[Dataset excerpts]
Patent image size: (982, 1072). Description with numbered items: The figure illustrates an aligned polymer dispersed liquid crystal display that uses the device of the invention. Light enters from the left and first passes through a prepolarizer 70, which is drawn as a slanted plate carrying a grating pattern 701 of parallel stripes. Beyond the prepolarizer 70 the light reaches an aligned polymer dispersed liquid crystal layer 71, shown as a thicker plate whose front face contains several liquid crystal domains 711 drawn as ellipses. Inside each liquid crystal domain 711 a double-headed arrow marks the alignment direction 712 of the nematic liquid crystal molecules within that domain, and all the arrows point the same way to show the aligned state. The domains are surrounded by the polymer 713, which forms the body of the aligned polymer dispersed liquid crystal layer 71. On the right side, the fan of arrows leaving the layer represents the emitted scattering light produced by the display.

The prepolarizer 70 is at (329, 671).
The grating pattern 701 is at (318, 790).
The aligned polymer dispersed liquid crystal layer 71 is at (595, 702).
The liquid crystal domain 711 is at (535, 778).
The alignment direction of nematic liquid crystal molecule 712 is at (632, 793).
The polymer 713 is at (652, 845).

◆ Aim of the task
Update the records by replacing every occurrence of "display" with "panel" and leaving everything else unchanged.

◆ Output
Patent image size: (982, 1072). Description with numbered items: The figure illustrates an aligned polymer dispersed liquid crystal panel that uses the device of the invention. Light enters from the left and first passes through a prepolarizer 70, which is drawn as a slanted plate carrying a grating pattern 701 of parallel stripes. Beyond the prepolarizer 70 the light reaches an aligned polymer dispersed liquid crystal layer 71, shown as a thicker plate whose front face contains several liquid crystal domains 711 drawn as ellipses. Inside each liquid crystal domain 711 a double-headed arrow marks the alignment direction 712 of the nematic liquid crystal molecules within that domain, and all the arrows point the same way to show the aligned state. The domains are surrounded by the polymer 713, which forms the body of the aligned polymer dispersed liquid crystal layer 71. On the right side, the fan of arrows leaving the layer represents the emitted scattering light produced by the panel.

The prepolarizer 70 is at (329, 671).
The grating pattern 701 is at (318, 790).
The aligned polymer dispersed liquid crystal layer 71 is at (595, 702).
The liquid crystal domain 711 is at (535, 778).
The alignment direction of nematic liquid crystal molecule 712 is at (632, 793).
The polymer 713 is at (652, 845).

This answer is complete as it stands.